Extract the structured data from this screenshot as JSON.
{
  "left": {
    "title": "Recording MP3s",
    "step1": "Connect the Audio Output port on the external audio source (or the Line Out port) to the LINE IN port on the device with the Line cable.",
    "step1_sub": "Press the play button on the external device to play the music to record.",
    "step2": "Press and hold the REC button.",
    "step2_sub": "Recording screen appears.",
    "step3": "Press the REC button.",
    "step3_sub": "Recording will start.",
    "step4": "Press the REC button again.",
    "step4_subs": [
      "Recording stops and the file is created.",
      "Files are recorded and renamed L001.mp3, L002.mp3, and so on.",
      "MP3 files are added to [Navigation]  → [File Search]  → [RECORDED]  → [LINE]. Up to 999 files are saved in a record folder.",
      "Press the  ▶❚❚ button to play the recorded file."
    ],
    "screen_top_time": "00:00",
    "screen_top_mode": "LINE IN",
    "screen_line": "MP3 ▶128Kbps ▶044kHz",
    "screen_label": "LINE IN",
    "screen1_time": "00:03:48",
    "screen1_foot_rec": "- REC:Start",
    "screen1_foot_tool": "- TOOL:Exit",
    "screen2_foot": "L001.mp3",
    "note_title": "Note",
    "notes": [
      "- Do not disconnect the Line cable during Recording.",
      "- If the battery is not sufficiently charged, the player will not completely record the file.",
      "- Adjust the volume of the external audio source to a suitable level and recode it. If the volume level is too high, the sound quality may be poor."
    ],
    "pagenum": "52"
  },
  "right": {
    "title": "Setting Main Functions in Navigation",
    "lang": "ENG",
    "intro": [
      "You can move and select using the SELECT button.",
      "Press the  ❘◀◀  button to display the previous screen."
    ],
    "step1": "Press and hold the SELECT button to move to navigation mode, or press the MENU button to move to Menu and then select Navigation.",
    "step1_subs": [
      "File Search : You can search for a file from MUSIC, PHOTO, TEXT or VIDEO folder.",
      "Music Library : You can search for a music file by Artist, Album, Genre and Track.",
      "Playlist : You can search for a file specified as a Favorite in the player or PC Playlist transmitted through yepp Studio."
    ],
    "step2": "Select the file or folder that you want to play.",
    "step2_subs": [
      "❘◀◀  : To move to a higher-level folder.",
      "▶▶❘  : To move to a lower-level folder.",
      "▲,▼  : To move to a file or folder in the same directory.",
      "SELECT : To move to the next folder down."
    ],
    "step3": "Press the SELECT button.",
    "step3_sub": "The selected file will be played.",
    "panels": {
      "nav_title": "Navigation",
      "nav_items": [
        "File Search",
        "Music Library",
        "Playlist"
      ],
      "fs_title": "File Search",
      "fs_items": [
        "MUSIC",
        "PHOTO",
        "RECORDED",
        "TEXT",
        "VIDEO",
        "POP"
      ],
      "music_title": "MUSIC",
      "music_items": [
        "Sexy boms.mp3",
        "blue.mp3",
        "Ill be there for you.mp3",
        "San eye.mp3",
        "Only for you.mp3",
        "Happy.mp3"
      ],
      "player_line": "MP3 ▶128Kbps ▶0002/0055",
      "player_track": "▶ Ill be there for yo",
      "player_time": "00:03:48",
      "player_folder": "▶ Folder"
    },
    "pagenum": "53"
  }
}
_ _ _ _ _ _ _
• Short task
Go through the listing above and restate it word for word.

• Answer to this exercise
Extract the structured data from this screenshot as JSON.
{
  "left": {
    "title": "Recording MP3s",
    "step1": "Connect the Audio Output port on the external audio source (or the Line Out port) to the LINE IN port on the device with the Line cable.",
    "step1_sub": "Press the play button on the external device to play the music to record.",
    "step2": "Press and hold the REC button.",
    "step2_sub": "Recording screen appears.",
    "step3": "Press the REC button.",
    "step3_sub": "Recording will start.",
    "step4": "Press the REC button again.",
    "step4_subs": [
      "Recording stops and the file is created.",
      "Files are recorded and renamed L001.mp3, L002.mp3, and so on.",
      "MP3 files are added to [Navigation]  → [File Search]  → [RECORDED]  → [LINE]. Up to 999 files are saved in a record folder.",
      "Press the  ▶❚❚ button to play the recorded file."
    ],
    "screen_top_time": "00:00",
    "screen_top_mode": "LINE IN",
    "screen_line": "MP3 ▶128Kbps ▶044kHz",
    "screen_label": "LINE IN",
    "screen1_time": "00:03:48",
    "screen1_foot_rec": "- REC:Start",
    "screen1_foot_tool": "- TOOL:Exit",
    "screen2_foot": "L001.mp3",
    "note_title": "Note",
    "notes": [
      "- Do not disconnect the Line cable during Recording.",
      "- If the battery is not sufficiently charged, the player will not completely record the file.",
      "- Adjust the volume of the external audio source to a suitable level and recode it. If the volume level is too high, the sound quality may be poor."
    ],
    "pagenum": "52"
  },
  "right": {
    "title": "Setting Main Functions in Navigation",
    "lang": "ENG",
    "intro": [
      "You can move and select using the SELECT button.",
      "Press the  ❘◀◀  button to display the previous screen."
    ],
    "step1": "Press and hold the SELECT button to move to navigation mode, or press the MENU button to move to Menu and then select Navigation.",
    "step1_subs": [
      "File Search : You can search for a file from MUSIC, PHOTO, TEXT or VIDEO folder.",
      "Music Library : You can search for a music file by Artist, Album, Genre and Track.",
      "Playlist : You can search for a file specified as a Favorite in the player or PC Playlist transmitted through yepp Studio."
    ],
    "step2": "Select the file or folder that you want to play.",
    "step2_subs": [
      "❘◀◀  : To move to a higher-level folder.",
      "▶▶❘  : To move to a lower-level folder.",
      "▲,▼  : To move to a file or folder in the same directory.",
      "SELECT : To move to the next folder down."
    ],
    "step3": "Press the SELECT button.",
    "step3_sub": "The selected file will be played.",
    "panels": {
      "nav_title": "Navigation",
      "nav_items": [
        "File Search",
        "Music Library",
        "Playlist"
      ],
      "fs_title": "File Search",
      "fs_items": [
        "MUSIC",
        "PHOTO",
        "RECORDED",
        "TEXT",
        "VIDEO",
        "POP"
      ],
      "music_title": "MUSIC",
      "music_items": [
        "Sexy boms.mp3",
        "blue.mp3",
        "Ill be there for you.mp3",
        "San eye.mp3",
        "Only for you.mp3",
        "Happy.mp3"
      ],
      "player_line": "MP3 ▶128Kbps ▶0002/0055",
      "player_track": "▶ Ill be there for yo",
      "player_time": "00:03:48",
      "player_folder": "▶ Folder"
    },
    "pagenum": "53"
  }
}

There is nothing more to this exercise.